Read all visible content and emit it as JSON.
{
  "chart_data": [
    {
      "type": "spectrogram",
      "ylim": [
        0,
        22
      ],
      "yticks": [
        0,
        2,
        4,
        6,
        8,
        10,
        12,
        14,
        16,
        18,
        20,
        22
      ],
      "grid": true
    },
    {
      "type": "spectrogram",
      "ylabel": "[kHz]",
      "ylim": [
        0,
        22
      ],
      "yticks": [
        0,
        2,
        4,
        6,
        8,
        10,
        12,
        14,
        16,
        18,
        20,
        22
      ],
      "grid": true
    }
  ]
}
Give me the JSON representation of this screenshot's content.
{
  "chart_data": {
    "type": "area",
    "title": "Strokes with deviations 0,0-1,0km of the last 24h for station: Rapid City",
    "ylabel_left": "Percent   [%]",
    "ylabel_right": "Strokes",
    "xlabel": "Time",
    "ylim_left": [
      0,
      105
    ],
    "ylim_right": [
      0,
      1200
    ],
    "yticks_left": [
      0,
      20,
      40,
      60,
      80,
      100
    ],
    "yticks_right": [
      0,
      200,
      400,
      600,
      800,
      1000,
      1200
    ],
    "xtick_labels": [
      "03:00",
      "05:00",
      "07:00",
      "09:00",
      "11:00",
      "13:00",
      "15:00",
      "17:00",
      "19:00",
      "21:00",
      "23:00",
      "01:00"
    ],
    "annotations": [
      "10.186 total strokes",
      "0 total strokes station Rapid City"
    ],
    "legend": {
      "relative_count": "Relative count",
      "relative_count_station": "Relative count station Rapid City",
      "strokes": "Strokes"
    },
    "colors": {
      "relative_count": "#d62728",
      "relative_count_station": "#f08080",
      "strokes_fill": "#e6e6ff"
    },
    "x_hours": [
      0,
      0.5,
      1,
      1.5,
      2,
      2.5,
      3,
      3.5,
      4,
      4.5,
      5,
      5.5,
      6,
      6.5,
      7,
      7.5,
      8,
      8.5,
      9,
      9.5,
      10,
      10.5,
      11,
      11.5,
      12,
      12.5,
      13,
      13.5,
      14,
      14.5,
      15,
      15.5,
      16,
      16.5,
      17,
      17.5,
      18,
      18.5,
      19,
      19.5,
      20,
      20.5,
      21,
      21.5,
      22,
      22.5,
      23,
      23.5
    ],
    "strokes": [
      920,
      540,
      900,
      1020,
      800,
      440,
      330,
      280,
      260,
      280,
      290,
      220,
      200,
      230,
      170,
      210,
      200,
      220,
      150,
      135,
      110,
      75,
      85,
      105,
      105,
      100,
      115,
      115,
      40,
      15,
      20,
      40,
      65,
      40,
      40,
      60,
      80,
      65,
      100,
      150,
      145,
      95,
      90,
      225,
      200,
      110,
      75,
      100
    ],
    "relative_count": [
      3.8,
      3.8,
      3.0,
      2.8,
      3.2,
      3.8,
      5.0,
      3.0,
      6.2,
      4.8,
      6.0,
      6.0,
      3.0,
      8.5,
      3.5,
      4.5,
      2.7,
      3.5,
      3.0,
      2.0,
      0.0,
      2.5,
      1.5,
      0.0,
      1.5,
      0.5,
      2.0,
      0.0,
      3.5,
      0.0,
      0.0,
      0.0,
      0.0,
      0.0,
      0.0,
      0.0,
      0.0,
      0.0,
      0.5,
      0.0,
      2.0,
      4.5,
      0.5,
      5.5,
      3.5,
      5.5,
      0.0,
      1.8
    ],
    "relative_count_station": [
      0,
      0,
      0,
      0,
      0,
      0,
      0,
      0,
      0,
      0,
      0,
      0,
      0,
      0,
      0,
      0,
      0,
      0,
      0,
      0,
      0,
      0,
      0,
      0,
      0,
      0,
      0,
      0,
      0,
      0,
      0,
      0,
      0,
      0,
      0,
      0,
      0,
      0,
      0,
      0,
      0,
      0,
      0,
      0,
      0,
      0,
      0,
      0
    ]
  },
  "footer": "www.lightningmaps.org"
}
◆ ◆ ◆ ◆ ◆
• _Exercise prompt_:
Copy the records above exactly as they appear.

• _Solution for this task_:
Read all visible content and emit it as JSON.
{
  "chart_data": [
    {
      "type": "spectrogram",
      "ylim": [
        0,
        22
      ],
      "yticks": [
        0,
        2,
        4,
        6,
        8,
        10,
        12,
        14,
        16,
        18,
        20,
        22
      ],
      "grid": true
    },
    {
      "type": "spectrogram",
      "ylabel": "[kHz]",
      "ylim": [
        0,
        22
      ],
      "yticks": [
        0,
        2,
        4,
        6,
        8,
        10,
        12,
        14,
        16,
        18,
        20,
        22
      ],
      "grid": true
    }
  ]
}
Give me the JSON representation of this screenshot's content.
{
  "chart_data": {
    "type": "area",
    "title": "Strokes with deviations 0,0-1,0km of the last 24h for station: Rapid City",
    "ylabel_left": "Percent   [%]",
    "ylabel_right": "Strokes",
    "xlabel": "Time",
    "ylim_left": [
      0,
      105
    ],
    "ylim_right": [
      0,
      1200
    ],
    "yticks_left": [
      0,
      20,
      40,
      60,
      80,
      100
    ],
    "yticks_right": [
      0,
      200,
      400,
      600,
      800,
      1000,
      1200
    ],
    "xtick_labels": [
      "03:00",
      "05:00",
      "07:00",
      "09:00",
      "11:00",
      "13:00",
      "15:00",
      "17:00",
      "19:00",
      "21:00",
      "23:00",
      "01:00"
    ],
    "annotations": [
      "10.186 total strokes",
      "0 total strokes station Rapid City"
    ],
    "legend": {
      "relative_count": "Relative count",
      "relative_count_station": "Relative count station Rapid City",
      "strokes": "Strokes"
    },
    "colors": {
      "relative_count": "#d62728",
      "relative_count_station": "#f08080",
      "strokes_fill": "#e6e6ff"
    },
    "x_hours": [
      0,
      0.5,
      1,
      1.5,
      2,
      2.5,
      3,
      3.5,
      4,
      4.5,
      5,
      5.5,
      6,
      6.5,
      7,
      7.5,
      8,
      8.5,
      9,
      9.5,
      10,
      10.5,
      11,
      11.5,
      12,
      12.5,
      13,
      13.5,
      14,
      14.5,
      15,
      15.5,
      16,
      16.5,
      17,
      17.5,
      18,
      18.5,
      19,
      19.5,
      20,
      20.5,
      21,
      21.5,
      22,
      22.5,
      23,
      23.5
    ],
    "strokes": [
      920,
      540,
      900,
      1020,
      800,
      440,
      330,
      280,
      260,
      280,
      290,
      220,
      200,
      230,
      170,
      210,
      200,
      220,
      150,
      135,
      110,
      75,
      85,
      105,
      105,
      100,
      115,
      115,
      40,
      15,
      20,
      40,
      65,
      40,
      40,
      60,
      80,
      65,
      100,
      150,
      145,
      95,
      90,
      225,
      200,
      110,
      75,
      100
    ],
    "relative_count": [
      3.8,
      3.8,
      3.0,
      2.8,
      3.2,
      3.8,
      5.0,
      3.0,
      6.2,
      4.8,
      6.0,
      6.0,
      3.0,
      8.5,
      3.5,
      4.5,
      2.7,
      3.5,
      3.0,
      2.0,
      0.0,
      2.5,
      1.5,
      0.0,
      1.5,
      0.5,
      2.0,
      0.0,
      3.5,
      0.0,
      0.0,
      0.0,
      0.0,
      0.0,
      0.0,
      0.0,
      0.0,
      0.0,
      0.5,
      0.0,
      2.0,
      4.5,
      0.5,
      5.5,
      3.5,
      5.5,
      0.0,
      1.8
    ],
    "relative_count_station": [
      0,
      0,
      0,
      0,
      0,
      0,
      0,
      0,
      0,
      0,
      0,
      0,
      0,
      0,
      0,
      0,
      0,
      0,
      0,
      0,
      0,
      0,
      0,
      0,
      0,
      0,
      0,
      0,
      0,
      0,
      0,
      0,
      0,
      0,
      0,
      0,
      0,
      0,
      0,
      0,
      0,
      0,
      0,
      0,
      0,
      0,
      0,
      0
    ]
  },
  "footer": "www.lightningmaps.org"
}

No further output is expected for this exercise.